## INSTRUCTIONS TO FOLLOW
Gather from the material every line that contains the string "откосов".

Data entries:
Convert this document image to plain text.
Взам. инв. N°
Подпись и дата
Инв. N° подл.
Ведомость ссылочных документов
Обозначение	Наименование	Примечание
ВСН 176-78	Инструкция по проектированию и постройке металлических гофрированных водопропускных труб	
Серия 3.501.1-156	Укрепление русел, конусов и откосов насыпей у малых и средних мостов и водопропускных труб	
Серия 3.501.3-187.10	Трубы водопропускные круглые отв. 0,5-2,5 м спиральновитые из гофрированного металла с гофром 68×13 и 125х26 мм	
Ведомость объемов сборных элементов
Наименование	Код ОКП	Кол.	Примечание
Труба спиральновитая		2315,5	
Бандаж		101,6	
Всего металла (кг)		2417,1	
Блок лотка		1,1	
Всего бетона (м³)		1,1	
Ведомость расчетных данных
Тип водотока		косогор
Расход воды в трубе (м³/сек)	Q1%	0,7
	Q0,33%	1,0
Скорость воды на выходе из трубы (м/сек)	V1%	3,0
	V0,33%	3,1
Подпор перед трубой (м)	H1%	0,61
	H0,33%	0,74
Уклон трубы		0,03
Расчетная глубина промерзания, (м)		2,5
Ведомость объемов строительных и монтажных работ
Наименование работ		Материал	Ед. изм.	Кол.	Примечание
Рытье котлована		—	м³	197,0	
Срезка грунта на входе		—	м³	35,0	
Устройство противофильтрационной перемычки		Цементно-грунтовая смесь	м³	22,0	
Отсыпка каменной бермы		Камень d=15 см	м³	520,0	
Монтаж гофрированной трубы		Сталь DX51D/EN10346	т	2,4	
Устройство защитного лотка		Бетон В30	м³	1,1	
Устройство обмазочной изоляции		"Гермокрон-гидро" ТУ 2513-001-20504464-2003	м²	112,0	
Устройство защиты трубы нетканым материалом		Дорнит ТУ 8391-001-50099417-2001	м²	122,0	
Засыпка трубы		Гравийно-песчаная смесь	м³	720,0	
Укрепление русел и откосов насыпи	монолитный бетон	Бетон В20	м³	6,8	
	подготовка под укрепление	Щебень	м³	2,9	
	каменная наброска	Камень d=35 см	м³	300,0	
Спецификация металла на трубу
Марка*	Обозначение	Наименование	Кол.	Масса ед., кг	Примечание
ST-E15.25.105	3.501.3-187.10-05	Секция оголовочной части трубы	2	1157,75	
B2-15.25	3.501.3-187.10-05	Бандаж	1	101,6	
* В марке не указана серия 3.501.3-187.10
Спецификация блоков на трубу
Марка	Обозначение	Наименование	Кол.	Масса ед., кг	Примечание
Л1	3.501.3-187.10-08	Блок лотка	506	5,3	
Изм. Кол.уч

## EXERCISE SOLUTION
Серия 3.501.1-156	Укрепление русел, конусов и откосов насыпей у малых и средних мостов и водопропускных труб	
Укрепление русел и откосов насыпи	монолитный бетон	Бетон В20	м³	6,8	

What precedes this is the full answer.